◆ Exercise goal
Collect all the lines that mention the word "name".

--------------------------------------------------

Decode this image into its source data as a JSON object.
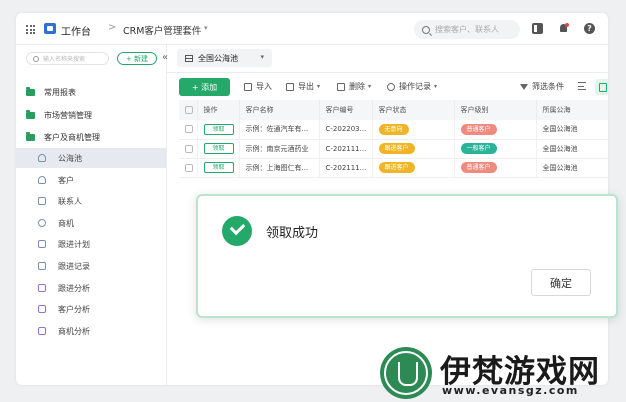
{
  "topbar": {
    "workspace_label": "工作台",
    "crumb_separator": ">",
    "app_title": "CRM客户管理套件",
    "app_caret": "▾",
    "search_placeholder": "搜索客户、联系人",
    "help_label": "?"
  },
  "sidebar": {
    "search_placeholder": "输入名称来搜索",
    "new_label": "+ 新建",
    "collapse_label": "«",
    "groups": [
      "常用报表",
      "市场营销管理",
      "客户及商机管理"
    ],
    "items": [
      {
        "label": "公海池",
        "icon": "person-icon",
        "active": true
      },
      {
        "label": "客户",
        "icon": "person-icon"
      },
      {
        "label": "联系人",
        "icon": "contact-card-icon"
      },
      {
        "label": "商机",
        "icon": "target-icon"
      },
      {
        "label": "跟进计划",
        "icon": "calendar-icon"
      },
      {
        "label": "跟进记录",
        "icon": "calendar-icon"
      },
      {
        "label": "跟进分析",
        "icon": "screen-chart-icon"
      },
      {
        "label": "客户分析",
        "icon": "screen-chart-icon"
      },
      {
        "label": "商机分析",
        "icon": "screen-chart-icon"
      }
    ]
  },
  "main": {
    "pool_tab": "全国公海池",
    "toolbar": {
      "add": "+ 添加",
      "import": "导入",
      "export": "导出",
      "delete": "删除",
      "log": "操作记录",
      "filter": "筛选条件"
    },
    "table": {
      "headers": [
        "操作",
        "客户名称",
        "客户编号",
        "客户状态",
        "客户级别",
        "所属公海"
      ],
      "rows": [
        {
          "action": "领取",
          "name": "示例：佐通汽车有...",
          "code": "C-202203...",
          "status": "无意向",
          "status_color": "#f0b429",
          "level": "普通客户",
          "level_color": "#f08a7e",
          "pool": "全国公海池"
        },
        {
          "action": "领取",
          "name": "示例：南京元酒药业",
          "code": "C-202111...",
          "status": "跟进客户",
          "status_color": "#f0b429",
          "level": "一般客户",
          "level_color": "#2bb39a",
          "pool": "全国公海池"
        },
        {
          "action": "领取",
          "name": "示例：上海图仁有...",
          "code": "C-202111...",
          "status": "跟进客户",
          "status_color": "#f0b429",
          "level": "普通客户",
          "level_color": "#f08a7e",
          "pool": "全国公海池"
        }
      ]
    }
  },
  "dialog": {
    "message": "领取成功",
    "ok_label": "确定"
  },
  "watermark": {
    "title": "伊梵游戏网",
    "url": "www.evansgz.com"
  }
}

--------------------------------------------------

◆ Written answer
          "name": "示例：佐通汽车有...",
          "name": "示例：南京元酒药业",
          "name": "示例：上海图仁有...",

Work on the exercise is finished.